# KUTIPAN
Kenapa TPPI Perlu Restrukturisasi

Peluang Bisnis Online Tanpa Ribet - Serta Info terbaru seputar dunia bisnis indonesia terupdate dan terpercaya

Rabu, 14 Desember 2011

Kenapa TPPI Perlu Restrukturisasi

Nasib TPPI kini di tangan Menkeu. Proposal restrukturisasi tahap dua, sudah di tangannya. (Antara/ Yudhi Mahatma)

VIVAnews - Nasib PT Trans Pacific Petrochemical Indotama kini di tangan Menteri Keuangan Agus Martowardojo. Proposal restrukturisasi tahap dua sudah berada di meja Menkeu. Bila disetujui, restrukturisasi tinggal jalan.

Bagaimana sesungguhnya penumpukan utang itu terjadi? Dalam data yang diperoleh VIVAnews.com, TPPI didirikan pada Oktober 1995 dengan tujuan membangun komplek pabrik penghasil aromatik (Phase 1) dan olefin (Phase II), bahan baku industri petrokimia.

Pembangunan pabrik dimulai pada 1997, tetapi kemudian pada 1988 terhenti akibat krisis ekonomi yang terjadi di Asia. Untuk menyelesaikan pabrik Phase I dibutuhkan tambahan investasi sebesar US$400 juta dan modal kerja US$75 juta.

Pada 2001, Komite Kebijakan Sektor Keuangan (KKSK) meminta Pertamina berpartisipasi dalam penyelesaian proyek TPPI dengan konsep product swapping. Pada 2004, TPPI berhasil menyelesaikan restrukturisasi utang dengan Badan Penyehatan Perbankan Nasional (BPPN) dan memperoleh pendanaan dari Japan Bank for International Cooperation (JBIC) serta beberapa bank komersial. TPPI kemudian mulai beroperasi pada 2006.

Dalam program restrukturisasi tersebut, utang Tirta Mas Group, induk usaha TPPI sebelum restrukturisasi, di BPPN dialihkan kepada Tuban Petrochemical Industries dan kemudian Tuban Petro membayar kewajibannya kepada pemerintah yang sekarang diwakili PT Perusahaan Pengelola Aset (PPA) dengan menerbitkan obligasi berupa Multi Year Bond sebesar Rp3,26 triliun dan Mandatory Convertible Bond.

Setelah restrukturisasi tahap pertama, pemilik saham TPPI pun berubah menjadi Tuban Petrochemical Industries (59,5 persen), Pertamina (15 persen), dan pemegang saham asing (25,5 persen). Sementara itu, Tuban Petrochemical Industries, sebesar 70 persen sahamnya dimiliki PT Perusahaan Pengelola Aset dan sisanya keluarga Honggo Wendratmo.

# CATATAN DATA
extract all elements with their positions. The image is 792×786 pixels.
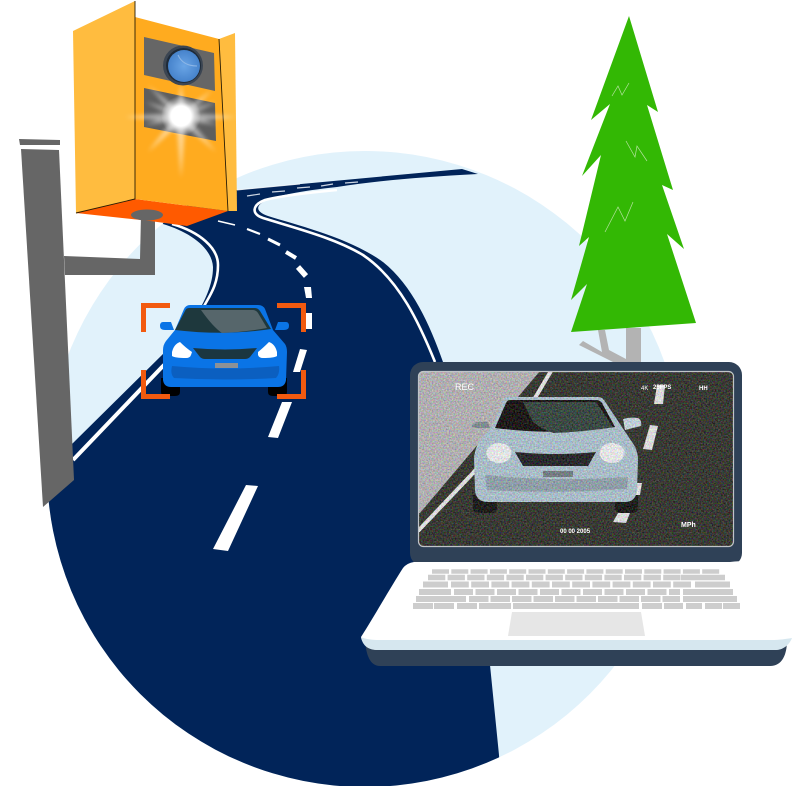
...
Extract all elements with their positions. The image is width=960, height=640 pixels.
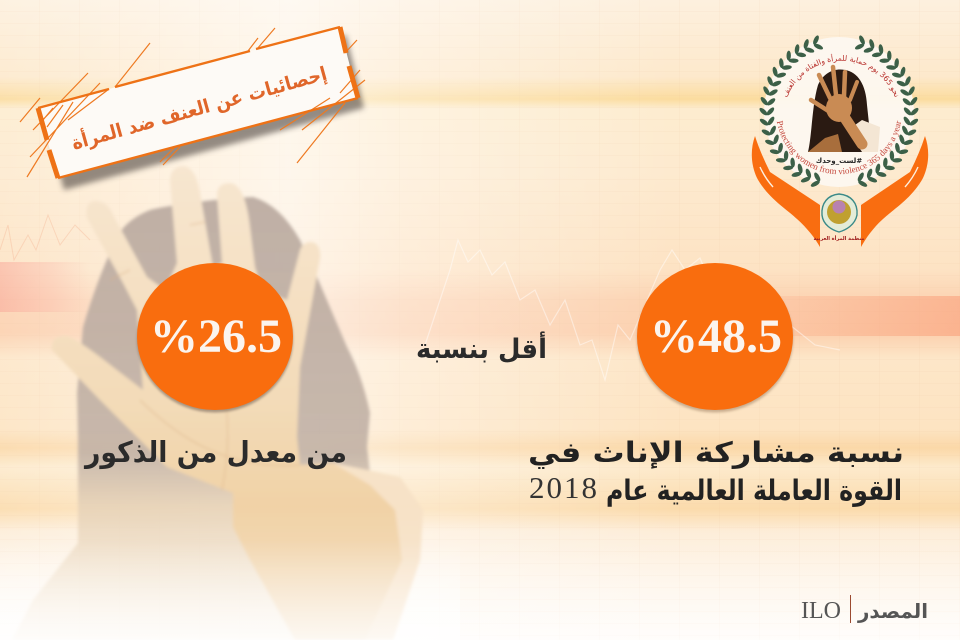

# PERSYARATAN
[1] Jawab pertanyaan berikut berdasarkan kutipan tentang TPPI:
(a) Pada bulan dan tahun berapa TPPI didirikan?
(b) Berapa nilai Multi Year Bond yang diterbitkan Tuban Petrochemical Industries?
(c) Berapa persen saham TPPI dimiliki Pertamina setelah restrukturisasi tahap pertama?
[2] Ulangi bagian kutipan tentang TPPI yang diawali kata-kata "Nasib TPPI kini" dan berakhir setelah kata-kata "baku industri petrokimia.".

# KELUARAN
[1]
(a) Oktober 1995
(b) Rp3,26 triliun
(c) 15 persen

[2]
Nasib TPPI kini di tangan Menkeu. Proposal restrukturisasi tahap dua, sudah di tangannya. (Antara/ Yudhi Mahatma)

VIVAnews - Nasib PT Trans Pacific Petrochemical Indotama kini di tangan Menteri Keuangan Agus Martowardojo. Proposal restrukturisasi tahap dua sudah berada di meja Menkeu. Bila disetujui, restrukturisasi tinggal jalan.

Bagaimana sesungguhnya penumpukan utang itu terjadi? Dalam data yang diperoleh VIVAnews.com, TPPI didirikan pada Oktober 1995 dengan tujuan membangun komplek pabrik penghasil aromatik (Phase 1) dan olefin (Phase II), bahan baku industri petrokimia.